Start of Supplied information
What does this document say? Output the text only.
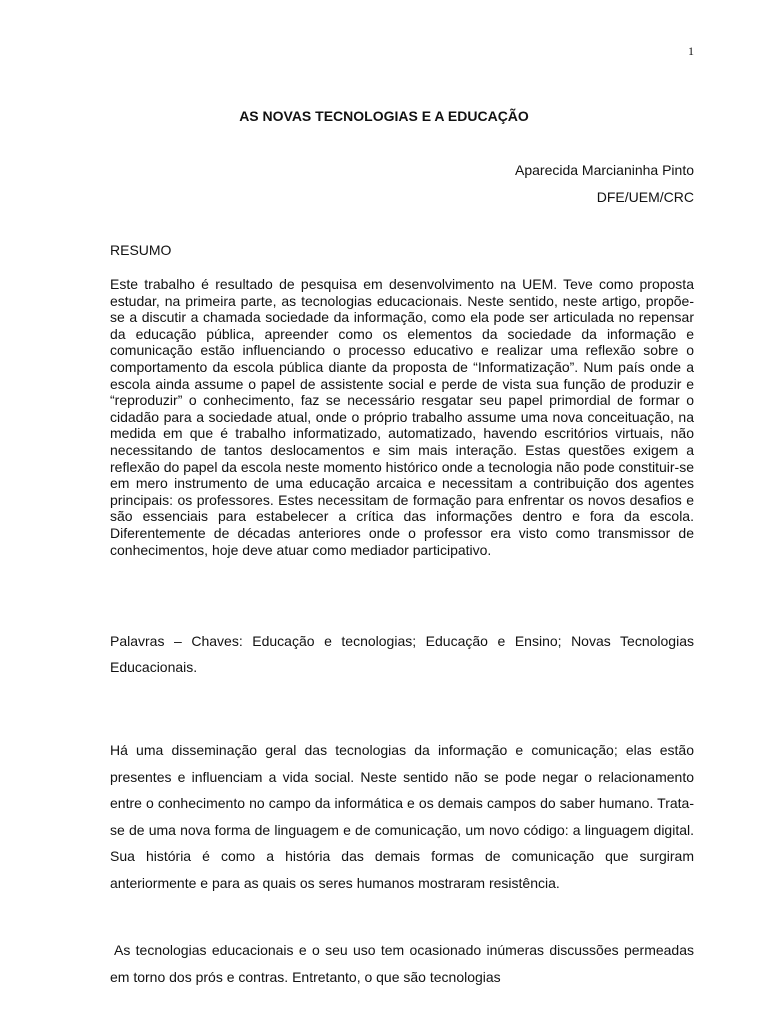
1
AS NOVAS TECNOLOGIAS E A EDUCAÇÃO
Aparecida Marcianinha Pinto
DFE/UEM/CRC
RESUMO

Este trabalho é resultado de pesquisa em desenvolvimento na UEM. Teve como proposta estudar, na primeira parte, as tecnologias educacionais. Neste sentido, neste artigo, propõe-se a discutir a chamada sociedade da informação, como ela pode ser articulada no repensar da educação pública, apreender como os elementos da sociedade da informação e comunicação estão influenciando o processo educativo e realizar uma reflexão sobre o comportamento da escola pública diante da proposta de “Informatização”. Num país onde a escola ainda assume o papel de assistente social e perde de vista sua função de produzir e “reproduzir” o conhecimento, faz se necessário resgatar seu papel primordial de formar o cidadão para a sociedade atual, onde o próprio trabalho assume uma nova conceituação, na medida em que é trabalho informatizado, automatizado, havendo escritórios virtuais, não necessitando de tantos deslocamentos e sim mais interação. Estas questões exigem a reflexão do papel da escola neste momento histórico onde a tecnologia não pode constituir-se em mero instrumento de uma educação arcaica e necessitam a contribuição dos agentes principais: os professores. Estes necessitam de formação para enfrentar os novos desafios e são essenciais para estabelecer a crítica das informações dentro e fora da escola. Diferentemente de décadas anteriores onde o professor era visto como transmissor de conhecimentos, hoje deve atuar como mediador participativo.

Palavras – Chaves: Educação e tecnologias; Educação e Ensino; Novas Tecnologias Educacionais.

Há uma disseminação geral das tecnologias da informação e comunicação; elas estão presentes e influenciam a vida social. Neste sentido não se pode negar o relacionamento entre o conhecimento no campo da informática e os demais campos do saber humano. Trata-se de uma nova forma de linguagem e de comunicação, um novo código: a linguagem digital. Sua história é como a história das demais formas de comunicação que surgiram anteriormente e para as quais os seres humanos mostraram resistência.

As tecnologias educacionais e o seu uso tem ocasionado inúmeras discussões permeadas em torno dos prós e contras. Entretanto, o que são tecnologias
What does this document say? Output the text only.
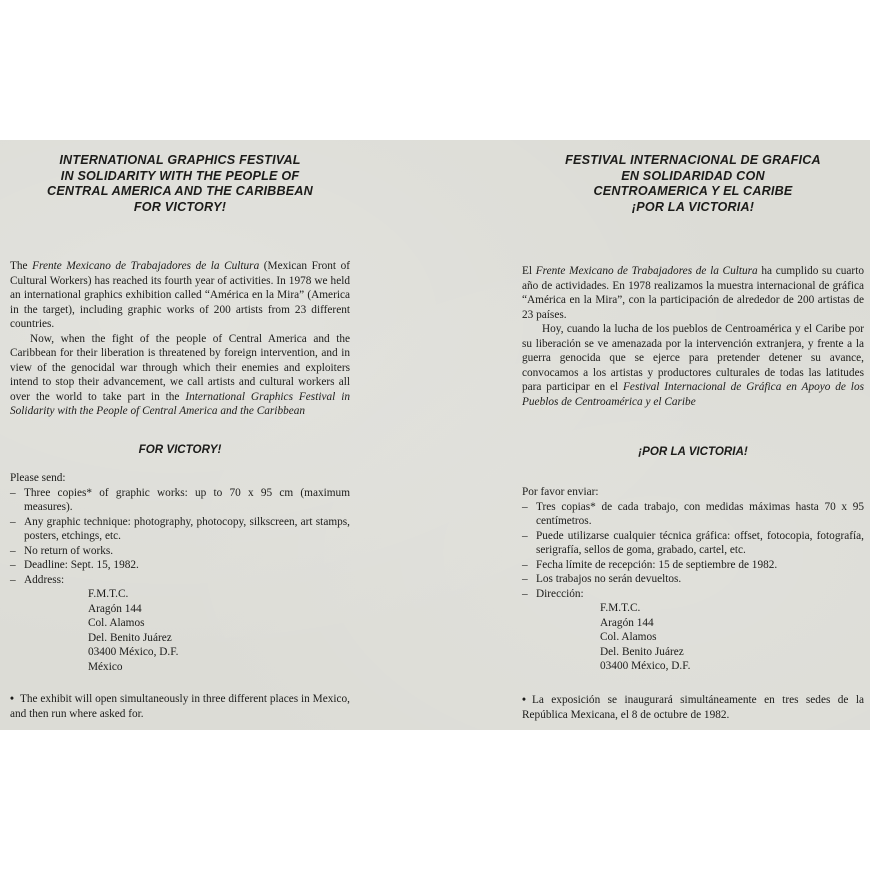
INTERNATIONAL GRAPHICS FESTIVAL
IN SOLIDARITY WITH THE PEOPLE OF
CENTRAL AMERICA AND THE CARIBBEAN
FOR VICTORY!

The Frente Mexicano de Trabajadores de la Cultura (Mexican Front of Cultural Workers) has reached its fourth year of activities. In 1978 we held an international graphics exhibition called “América en la Mira” (America in the target), including graphic works of 200 artists from 23 different countries.

Now, when the fight of the people of Central America and the Caribbean for their liberation is threatened by foreign intervention, and in view of the genocidal war through which their enemies and exploiters intend to stop their advancement, we call artists and cultural workers all over the world to take part in the International Graphics Festival in Solidarity with the People of Central America and the Caribbean

FOR VICTORY!

Please send:

– Three copies* of graphic works: up to 70 x 95 cm (maximum measures).
– Any graphic technique: photography, photocopy, silkscreen, art stamps, posters, etchings, etc.
– No return of works.
– Deadline: Sept. 15, 1982.
– Address:
F.M.T.C.
Aragón 144
Col. Alamos
Del. Benito Juárez
03400 México, D.F.
México
• The exhibit will open simultaneously in three different places in Mexico, and then run where asked for.
FESTIVAL INTERNACIONAL DE GRAFICA
EN SOLIDARIDAD CON
CENTROAMERICA Y EL CARIBE
¡POR LA VICTORIA!

El Frente Mexicano de Trabajadores de la Cultura ha cumplido su cuarto año de actividades. En 1978 realizamos la muestra internacional de gráfica “América en la Mira”, con la participación de alrededor de 200 artistas de 23 países.

Hoy, cuando la lucha de los pueblos de Centroamérica y el Caribe por su liberación se ve amenazada por la intervención extranjera, y frente a la guerra genocida que se ejerce para pretender detener su avance, convocamos a los artistas y productores culturales de todas las latitudes para participar en el Festival Internacional de Gráfica en Apoyo de los Pueblos de Centroamérica y el Caribe

¡POR LA VICTORIA!

Por favor enviar:

– Tres copias* de cada trabajo, con medidas máximas hasta 70 x 95 centímetros.
– Puede utilizarse cualquier técnica gráfica: offset, fotocopia, fotografía, serigrafía, sellos de goma, grabado, cartel, etc.
– Fecha límite de recepción: 15 de septiembre de 1982.
– Los trabajos no serán devueltos.
– Dirección:
F.M.T.C.
Aragón 144
Col. Alamos
Del. Benito Juárez
03400 México, D.F.
• La exposición se inaugurará simultáneamente en tres sedes de la República Mexicana, el 8 de octubre de 1982.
End of Supplied information
- [Problem to work on]: Reproduce the whole listing above word for word, but not its pictures.

- [Full answer]:
What does this document say? Output the text only.
1
AS NOVAS TECNOLOGIAS E A EDUCAÇÃO
Aparecida Marcianinha Pinto
DFE/UEM/CRC
RESUMO

Este trabalho é resultado de pesquisa em desenvolvimento na UEM. Teve como proposta estudar, na primeira parte, as tecnologias educacionais. Neste sentido, neste artigo, propõe-se a discutir a chamada sociedade da informação, como ela pode ser articulada no repensar da educação pública, apreender como os elementos da sociedade da informação e comunicação estão influenciando o processo educativo e realizar uma reflexão sobre o comportamento da escola pública diante da proposta de “Informatização”. Num país onde a escola ainda assume o papel de assistente social e perde de vista sua função de produzir e “reproduzir” o conhecimento, faz se necessário resgatar seu papel primordial de formar o cidadão para a sociedade atual, onde o próprio trabalho assume uma nova conceituação, na medida em que é trabalho informatizado, automatizado, havendo escritórios virtuais, não necessitando de tantos deslocamentos e sim mais interação. Estas questões exigem a reflexão do papel da escola neste momento histórico onde a tecnologia não pode constituir-se em mero instrumento de uma educação arcaica e necessitam a contribuição dos agentes principais: os professores. Estes necessitam de formação para enfrentar os novos desafios e são essenciais para estabelecer a crítica das informações dentro e fora da escola. Diferentemente de décadas anteriores onde o professor era visto como transmissor de conhecimentos, hoje deve atuar como mediador participativo.

Palavras – Chaves: Educação e tecnologias; Educação e Ensino; Novas Tecnologias Educacionais.

Há uma disseminação geral das tecnologias da informação e comunicação; elas estão presentes e influenciam a vida social. Neste sentido não se pode negar o relacionamento entre o conhecimento no campo da informática e os demais campos do saber humano. Trata-se de uma nova forma de linguagem e de comunicação, um novo código: a linguagem digital. Sua história é como a história das demais formas de comunicação que surgiram anteriormente e para as quais os seres humanos mostraram resistência.

As tecnologias educacionais e o seu uso tem ocasionado inúmeras discussões permeadas em torno dos prós e contras. Entretanto, o que são tecnologias
What does this document say? Output the text only.
INTERNATIONAL GRAPHICS FESTIVAL
IN SOLIDARITY WITH THE PEOPLE OF
CENTRAL AMERICA AND THE CARIBBEAN
FOR VICTORY!

The Frente Mexicano de Trabajadores de la Cultura (Mexican Front of Cultural Workers) has reached its fourth year of activities. In 1978 we held an international graphics exhibition called “América en la Mira” (America in the target), including graphic works of 200 artists from 23 different countries.

Now, when the fight of the people of Central America and the Caribbean for their liberation is threatened by foreign intervention, and in view of the genocidal war through which their enemies and exploiters intend to stop their advancement, we call artists and cultural workers all over the world to take part in the International Graphics Festival in Solidarity with the People of Central America and the Caribbean

FOR VICTORY!

Please send:

– Three copies* of graphic works: up to 70 x 95 cm (maximum measures).
– Any graphic technique: photography, photocopy, silkscreen, art stamps, posters, etchings, etc.
– No return of works.
– Deadline: Sept. 15, 1982.
– Address:
F.M.T.C.
Aragón 144
Col. Alamos
Del. Benito Juárez
03400 México, D.F.
México
• The exhibit will open simultaneously in three different places in Mexico, and then run where asked for.
FESTIVAL INTERNACIONAL DE GRAFICA
EN SOLIDARIDAD CON
CENTROAMERICA Y EL CARIBE
¡POR LA VICTORIA!

El Frente Mexicano de Trabajadores de la Cultura ha cumplido su cuarto año de actividades. En 1978 realizamos la muestra internacional de gráfica “América en la Mira”, con la participación de alrededor de 200 artistas de 23 países.

Hoy, cuando la lucha de los pueblos de Centroamérica y el Caribe por su liberación se ve amenazada por la intervención extranjera, y frente a la guerra genocida que se ejerce para pretender detener su avance, convocamos a los artistas y productores culturales de todas las latitudes para participar en el Festival Internacional de Gráfica en Apoyo de los Pueblos de Centroamérica y el Caribe

¡POR LA VICTORIA!

Por favor enviar:

– Tres copias* de cada trabajo, con medidas máximas hasta 70 x 95 centímetros.
– Puede utilizarse cualquier técnica gráfica: offset, fotocopia, fotografía, serigrafía, sellos de goma, grabado, cartel, etc.
– Fecha límite de recepción: 15 de septiembre de 1982.
– Los trabajos no serán devueltos.
– Dirección:
F.M.T.C.
Aragón 144
Col. Alamos
Del. Benito Juárez
03400 México, D.F.
• La exposición se inaugurará simultáneamente en tres sedes de la República Mexicana, el 8 de octubre de 1982.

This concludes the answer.